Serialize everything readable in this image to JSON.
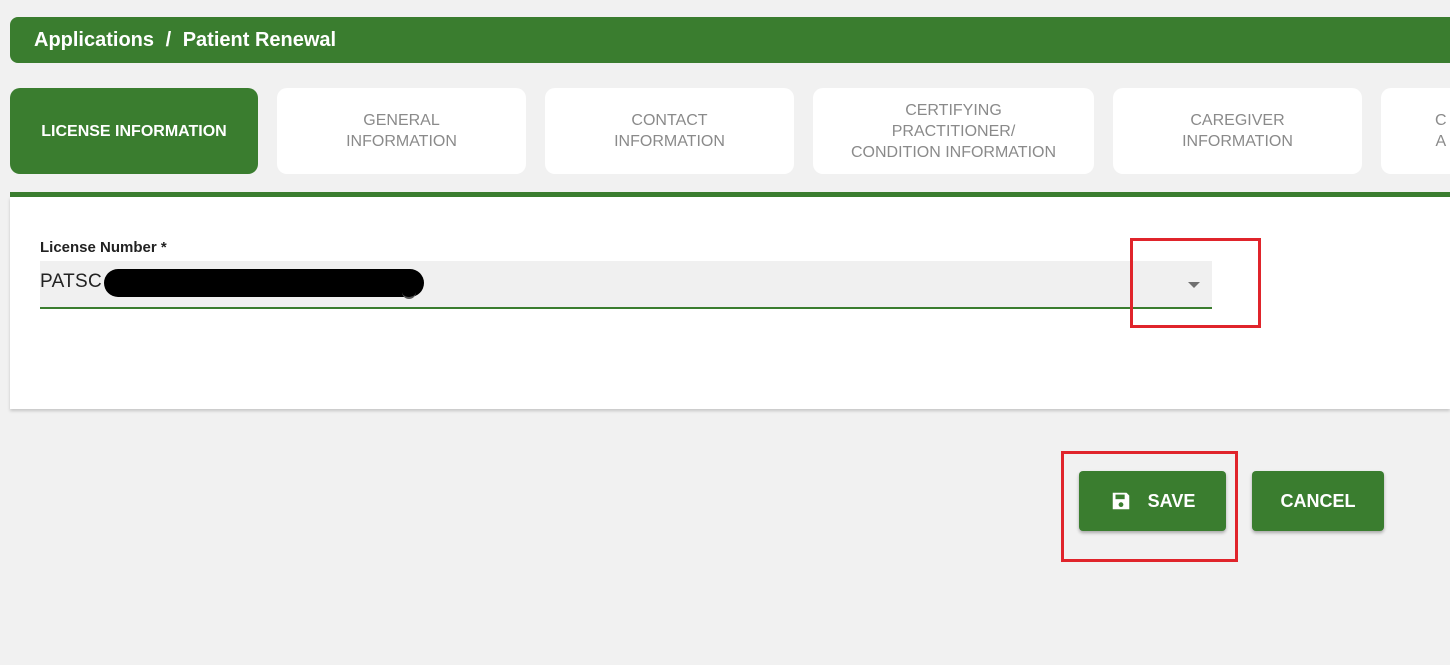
{
  "header": {
    "section": "Applications",
    "separator": "/",
    "page": "Patient Renewal"
  },
  "tabs": [
    {
      "label": "LICENSE INFORMATION",
      "active": true
    },
    {
      "label": "GENERAL\nINFORMATION",
      "active": false
    },
    {
      "label": "CONTACT\nINFORMATION",
      "active": false
    },
    {
      "label": "CERTIFYING\nPRACTITIONER/\nCONDITION INFORMATION",
      "active": false
    },
    {
      "label": "CAREGIVER\nINFORMATION",
      "active": false
    },
    {
      "label": "C\nA",
      "active": false
    }
  ],
  "form": {
    "license_label": "License Number *",
    "license_value": "PATSC"
  },
  "buttons": {
    "save_label": "SAVE",
    "cancel_label": "CANCEL"
  },
  "colors": {
    "brand_green": "#3a7d2f",
    "highlight_red": "#e0242b",
    "background": "#f1f1f1"
  },
  "icons": {
    "save": "floppy-disk-icon",
    "dropdown": "caret-down-icon"
  }
}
--
Give back every line exactly as it stands, pictures excluded.

Serialize everything readable in this image to JSON.
{
  "header": {
    "section": "Applications",
    "separator": "/",
    "page": "Patient Renewal"
  },
  "tabs": [
    {
      "label": "LICENSE INFORMATION",
      "active": true
    },
    {
      "label": "GENERAL\nINFORMATION",
      "active": false
    },
    {
      "label": "CONTACT\nINFORMATION",
      "active": false
    },
    {
      "label": "CERTIFYING\nPRACTITIONER/\nCONDITION INFORMATION",
      "active": false
    },
    {
      "label": "CAREGIVER\nINFORMATION",
      "active": false
    },
    {
      "label": "C\nA",
      "active": false
    }
  ],
  "form": {
    "license_label": "License Number *",
    "license_value": "PATSC"
  },
  "buttons": {
    "save_label": "SAVE",
    "cancel_label": "CANCEL"
  },
  "colors": {
    "brand_green": "#3a7d2f",
    "highlight_red": "#e0242b",
    "background": "#f1f1f1"
  },
  "icons": {
    "save": "floppy-disk-icon",
    "dropdown": "caret-down-icon"
  }
}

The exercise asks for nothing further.